BEGIN INFORMATION SHOWN

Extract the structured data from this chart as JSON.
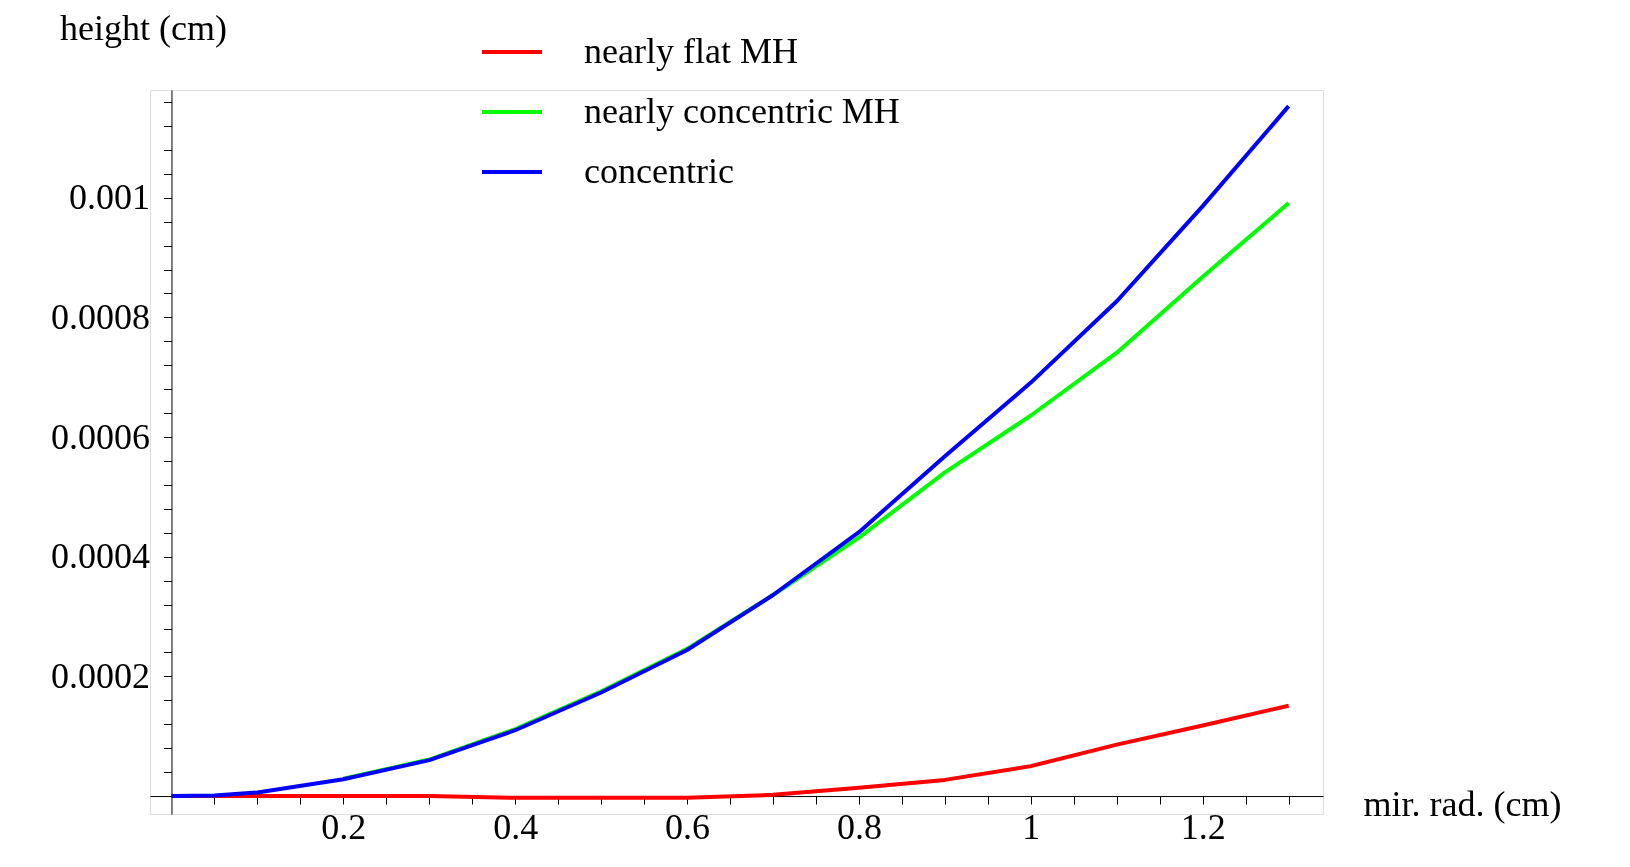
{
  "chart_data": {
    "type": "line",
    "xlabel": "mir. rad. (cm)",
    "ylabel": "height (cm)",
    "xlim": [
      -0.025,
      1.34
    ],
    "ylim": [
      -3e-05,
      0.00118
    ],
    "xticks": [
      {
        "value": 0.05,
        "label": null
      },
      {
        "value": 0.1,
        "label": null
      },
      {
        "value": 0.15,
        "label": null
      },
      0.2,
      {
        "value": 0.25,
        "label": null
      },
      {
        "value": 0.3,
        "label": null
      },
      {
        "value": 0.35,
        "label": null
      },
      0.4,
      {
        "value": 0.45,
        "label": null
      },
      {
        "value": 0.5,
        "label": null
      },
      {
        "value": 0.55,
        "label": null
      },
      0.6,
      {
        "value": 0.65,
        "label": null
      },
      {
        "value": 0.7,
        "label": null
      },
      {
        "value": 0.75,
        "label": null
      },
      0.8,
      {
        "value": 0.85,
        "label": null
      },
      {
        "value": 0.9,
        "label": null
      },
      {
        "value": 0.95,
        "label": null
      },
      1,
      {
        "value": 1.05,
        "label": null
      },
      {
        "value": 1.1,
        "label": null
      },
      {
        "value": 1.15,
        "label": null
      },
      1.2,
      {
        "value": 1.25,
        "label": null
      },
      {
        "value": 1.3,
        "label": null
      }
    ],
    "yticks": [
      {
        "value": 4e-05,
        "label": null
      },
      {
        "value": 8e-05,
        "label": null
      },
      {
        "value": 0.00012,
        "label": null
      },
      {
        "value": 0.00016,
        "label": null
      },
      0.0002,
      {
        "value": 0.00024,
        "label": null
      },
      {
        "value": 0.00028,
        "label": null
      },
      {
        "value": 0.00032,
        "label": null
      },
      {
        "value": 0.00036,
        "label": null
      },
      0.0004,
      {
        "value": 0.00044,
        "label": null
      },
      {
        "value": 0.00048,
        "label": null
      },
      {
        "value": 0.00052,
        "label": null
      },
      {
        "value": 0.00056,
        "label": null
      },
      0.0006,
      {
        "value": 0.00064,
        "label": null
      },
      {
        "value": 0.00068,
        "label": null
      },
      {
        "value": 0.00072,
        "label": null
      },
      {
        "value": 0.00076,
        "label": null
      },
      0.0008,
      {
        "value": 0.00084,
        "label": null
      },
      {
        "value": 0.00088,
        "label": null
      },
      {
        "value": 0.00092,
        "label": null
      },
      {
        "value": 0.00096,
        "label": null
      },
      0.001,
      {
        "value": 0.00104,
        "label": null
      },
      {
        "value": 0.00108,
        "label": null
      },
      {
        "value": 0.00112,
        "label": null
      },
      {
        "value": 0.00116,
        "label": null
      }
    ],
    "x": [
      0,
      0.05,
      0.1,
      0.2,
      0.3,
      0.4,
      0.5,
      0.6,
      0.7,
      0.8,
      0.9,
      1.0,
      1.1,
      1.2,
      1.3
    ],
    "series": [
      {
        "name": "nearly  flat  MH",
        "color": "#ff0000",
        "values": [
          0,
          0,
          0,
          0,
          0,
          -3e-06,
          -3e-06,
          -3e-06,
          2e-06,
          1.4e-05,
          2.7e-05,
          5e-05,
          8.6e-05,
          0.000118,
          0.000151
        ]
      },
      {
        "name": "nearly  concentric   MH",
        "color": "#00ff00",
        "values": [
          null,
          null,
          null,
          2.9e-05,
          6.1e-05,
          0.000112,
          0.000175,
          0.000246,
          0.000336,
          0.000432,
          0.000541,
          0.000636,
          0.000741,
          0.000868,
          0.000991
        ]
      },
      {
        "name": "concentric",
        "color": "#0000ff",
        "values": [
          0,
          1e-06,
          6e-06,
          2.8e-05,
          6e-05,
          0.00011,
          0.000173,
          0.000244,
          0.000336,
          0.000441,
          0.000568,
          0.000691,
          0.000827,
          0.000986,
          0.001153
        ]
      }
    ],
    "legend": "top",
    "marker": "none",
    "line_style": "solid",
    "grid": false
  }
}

END INFORMATION SHOWN
BEGIN INFORMATION SHOWN

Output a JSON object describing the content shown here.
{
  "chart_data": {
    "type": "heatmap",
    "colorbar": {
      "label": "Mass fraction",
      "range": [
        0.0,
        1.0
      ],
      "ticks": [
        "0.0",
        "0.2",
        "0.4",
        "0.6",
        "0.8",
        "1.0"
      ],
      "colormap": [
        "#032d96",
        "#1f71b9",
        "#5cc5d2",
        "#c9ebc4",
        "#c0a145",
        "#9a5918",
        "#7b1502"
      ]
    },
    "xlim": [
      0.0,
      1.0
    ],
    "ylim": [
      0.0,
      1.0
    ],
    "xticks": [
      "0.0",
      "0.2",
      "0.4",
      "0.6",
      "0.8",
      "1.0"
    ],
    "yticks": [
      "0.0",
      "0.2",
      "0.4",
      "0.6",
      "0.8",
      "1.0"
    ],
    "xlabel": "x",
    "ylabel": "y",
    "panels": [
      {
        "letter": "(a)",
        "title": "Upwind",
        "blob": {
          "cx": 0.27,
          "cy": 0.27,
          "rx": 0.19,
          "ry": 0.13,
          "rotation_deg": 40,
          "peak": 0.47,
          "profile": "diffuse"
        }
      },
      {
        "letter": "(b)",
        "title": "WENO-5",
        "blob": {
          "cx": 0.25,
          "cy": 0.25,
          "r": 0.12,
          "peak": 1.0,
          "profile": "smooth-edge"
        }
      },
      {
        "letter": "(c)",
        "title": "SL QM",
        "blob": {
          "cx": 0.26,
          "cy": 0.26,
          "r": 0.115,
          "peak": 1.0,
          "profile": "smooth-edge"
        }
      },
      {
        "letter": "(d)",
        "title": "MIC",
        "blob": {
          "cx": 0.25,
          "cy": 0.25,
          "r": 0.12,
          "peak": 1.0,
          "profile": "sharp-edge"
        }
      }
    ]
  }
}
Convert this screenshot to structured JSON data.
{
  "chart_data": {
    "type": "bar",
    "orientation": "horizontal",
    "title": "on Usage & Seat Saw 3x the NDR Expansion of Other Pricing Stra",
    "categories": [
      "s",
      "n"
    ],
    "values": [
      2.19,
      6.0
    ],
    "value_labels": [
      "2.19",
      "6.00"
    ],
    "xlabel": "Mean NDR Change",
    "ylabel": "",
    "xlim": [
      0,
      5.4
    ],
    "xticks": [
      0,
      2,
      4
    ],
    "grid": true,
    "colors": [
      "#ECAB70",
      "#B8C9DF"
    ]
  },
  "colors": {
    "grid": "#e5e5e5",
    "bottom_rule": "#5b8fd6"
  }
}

END INFORMATION SHOWN
BEGIN INFORMATION SHOWN

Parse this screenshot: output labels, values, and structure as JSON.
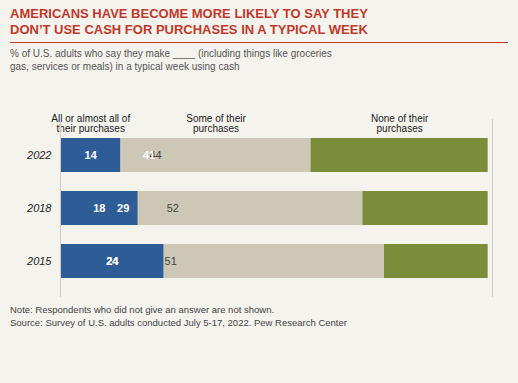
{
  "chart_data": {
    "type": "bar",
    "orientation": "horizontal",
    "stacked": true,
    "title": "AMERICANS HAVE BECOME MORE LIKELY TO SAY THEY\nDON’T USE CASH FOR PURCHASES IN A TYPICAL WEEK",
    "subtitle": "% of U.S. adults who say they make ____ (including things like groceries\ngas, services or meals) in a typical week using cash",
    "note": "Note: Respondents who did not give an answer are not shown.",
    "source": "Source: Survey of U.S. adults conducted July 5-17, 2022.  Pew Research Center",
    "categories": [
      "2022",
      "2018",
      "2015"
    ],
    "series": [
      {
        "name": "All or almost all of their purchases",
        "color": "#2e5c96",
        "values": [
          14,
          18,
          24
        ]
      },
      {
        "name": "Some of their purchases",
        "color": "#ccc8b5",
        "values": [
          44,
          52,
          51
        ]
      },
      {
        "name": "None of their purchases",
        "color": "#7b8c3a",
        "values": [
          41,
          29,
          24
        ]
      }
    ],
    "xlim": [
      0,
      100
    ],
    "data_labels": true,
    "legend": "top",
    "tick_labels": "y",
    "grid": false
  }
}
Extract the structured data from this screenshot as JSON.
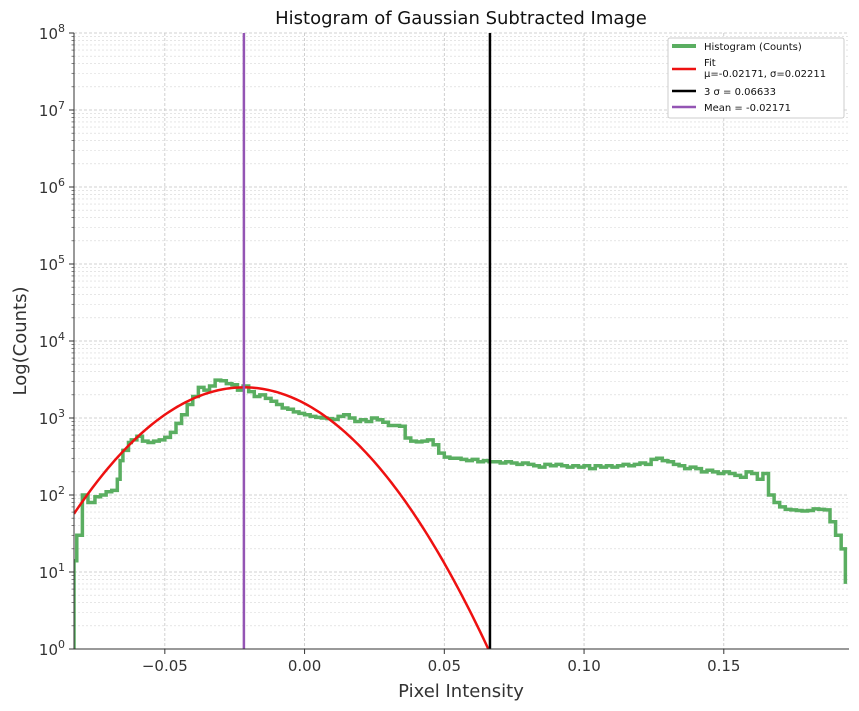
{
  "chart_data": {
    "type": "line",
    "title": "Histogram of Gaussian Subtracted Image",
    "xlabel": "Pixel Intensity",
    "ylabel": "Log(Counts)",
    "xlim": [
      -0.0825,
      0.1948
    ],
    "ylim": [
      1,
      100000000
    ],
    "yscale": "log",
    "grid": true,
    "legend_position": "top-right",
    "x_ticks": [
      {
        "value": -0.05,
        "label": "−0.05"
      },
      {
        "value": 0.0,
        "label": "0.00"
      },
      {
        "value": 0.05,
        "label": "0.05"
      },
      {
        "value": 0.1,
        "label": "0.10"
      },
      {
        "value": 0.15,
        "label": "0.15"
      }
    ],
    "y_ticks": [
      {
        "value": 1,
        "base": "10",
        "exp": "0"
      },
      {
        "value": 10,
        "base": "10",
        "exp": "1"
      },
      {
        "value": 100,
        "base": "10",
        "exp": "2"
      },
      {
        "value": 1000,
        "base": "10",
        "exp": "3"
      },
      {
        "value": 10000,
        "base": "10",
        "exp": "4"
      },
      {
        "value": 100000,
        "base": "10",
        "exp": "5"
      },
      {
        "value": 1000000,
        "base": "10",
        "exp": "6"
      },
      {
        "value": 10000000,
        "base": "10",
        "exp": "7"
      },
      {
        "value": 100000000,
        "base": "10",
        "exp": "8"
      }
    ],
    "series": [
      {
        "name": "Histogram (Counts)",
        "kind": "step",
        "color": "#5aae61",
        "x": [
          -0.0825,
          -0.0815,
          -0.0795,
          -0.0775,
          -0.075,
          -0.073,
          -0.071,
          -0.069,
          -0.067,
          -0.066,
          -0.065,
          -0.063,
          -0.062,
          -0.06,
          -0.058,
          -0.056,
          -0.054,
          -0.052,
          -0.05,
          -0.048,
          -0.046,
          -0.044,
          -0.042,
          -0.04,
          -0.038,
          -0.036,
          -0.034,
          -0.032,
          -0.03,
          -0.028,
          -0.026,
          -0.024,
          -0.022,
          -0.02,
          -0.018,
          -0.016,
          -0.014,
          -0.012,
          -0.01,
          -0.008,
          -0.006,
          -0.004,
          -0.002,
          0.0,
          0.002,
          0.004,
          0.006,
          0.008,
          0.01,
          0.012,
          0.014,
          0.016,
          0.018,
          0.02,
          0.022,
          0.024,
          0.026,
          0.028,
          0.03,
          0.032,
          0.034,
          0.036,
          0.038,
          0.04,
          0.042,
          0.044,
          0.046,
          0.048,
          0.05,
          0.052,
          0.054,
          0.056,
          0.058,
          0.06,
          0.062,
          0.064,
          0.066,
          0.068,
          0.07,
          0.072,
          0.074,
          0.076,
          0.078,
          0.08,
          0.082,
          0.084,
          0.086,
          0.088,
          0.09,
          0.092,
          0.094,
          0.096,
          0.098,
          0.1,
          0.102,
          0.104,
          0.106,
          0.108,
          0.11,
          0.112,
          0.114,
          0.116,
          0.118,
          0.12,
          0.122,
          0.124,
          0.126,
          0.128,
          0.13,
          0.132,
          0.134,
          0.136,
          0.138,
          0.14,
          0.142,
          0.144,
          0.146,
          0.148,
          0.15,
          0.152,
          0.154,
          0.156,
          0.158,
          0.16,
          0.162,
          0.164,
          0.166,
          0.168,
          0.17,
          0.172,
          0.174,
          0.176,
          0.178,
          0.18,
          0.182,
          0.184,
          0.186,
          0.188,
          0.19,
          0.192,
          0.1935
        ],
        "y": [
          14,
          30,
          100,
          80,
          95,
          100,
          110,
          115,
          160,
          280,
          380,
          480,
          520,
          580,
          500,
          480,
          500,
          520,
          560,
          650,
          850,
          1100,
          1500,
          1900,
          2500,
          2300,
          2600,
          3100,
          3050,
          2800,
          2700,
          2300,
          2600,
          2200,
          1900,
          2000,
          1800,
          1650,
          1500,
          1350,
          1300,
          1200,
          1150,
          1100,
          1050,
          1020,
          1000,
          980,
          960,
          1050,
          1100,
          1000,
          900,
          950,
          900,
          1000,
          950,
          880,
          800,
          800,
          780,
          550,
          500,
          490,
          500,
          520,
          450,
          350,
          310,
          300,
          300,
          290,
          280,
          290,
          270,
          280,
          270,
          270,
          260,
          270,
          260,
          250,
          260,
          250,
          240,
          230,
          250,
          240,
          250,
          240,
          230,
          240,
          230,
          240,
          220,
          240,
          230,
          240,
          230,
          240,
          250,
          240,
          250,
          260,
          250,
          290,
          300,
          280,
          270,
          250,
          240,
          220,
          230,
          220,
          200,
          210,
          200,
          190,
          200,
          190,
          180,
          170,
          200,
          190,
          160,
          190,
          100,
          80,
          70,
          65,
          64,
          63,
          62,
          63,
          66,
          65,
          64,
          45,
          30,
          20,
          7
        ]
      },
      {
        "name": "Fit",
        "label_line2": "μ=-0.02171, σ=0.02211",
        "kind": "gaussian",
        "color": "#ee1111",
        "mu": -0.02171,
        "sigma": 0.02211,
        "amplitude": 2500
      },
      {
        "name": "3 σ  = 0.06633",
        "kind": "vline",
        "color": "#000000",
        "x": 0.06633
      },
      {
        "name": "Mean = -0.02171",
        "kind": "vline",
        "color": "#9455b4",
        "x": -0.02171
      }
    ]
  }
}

END INFORMATION SHOWN

• **EXERCISE BRIEF**:
What is the number of lines above that hold the string "screenshot"? Answer with that number alone.

• **THE OUTPUT**:
3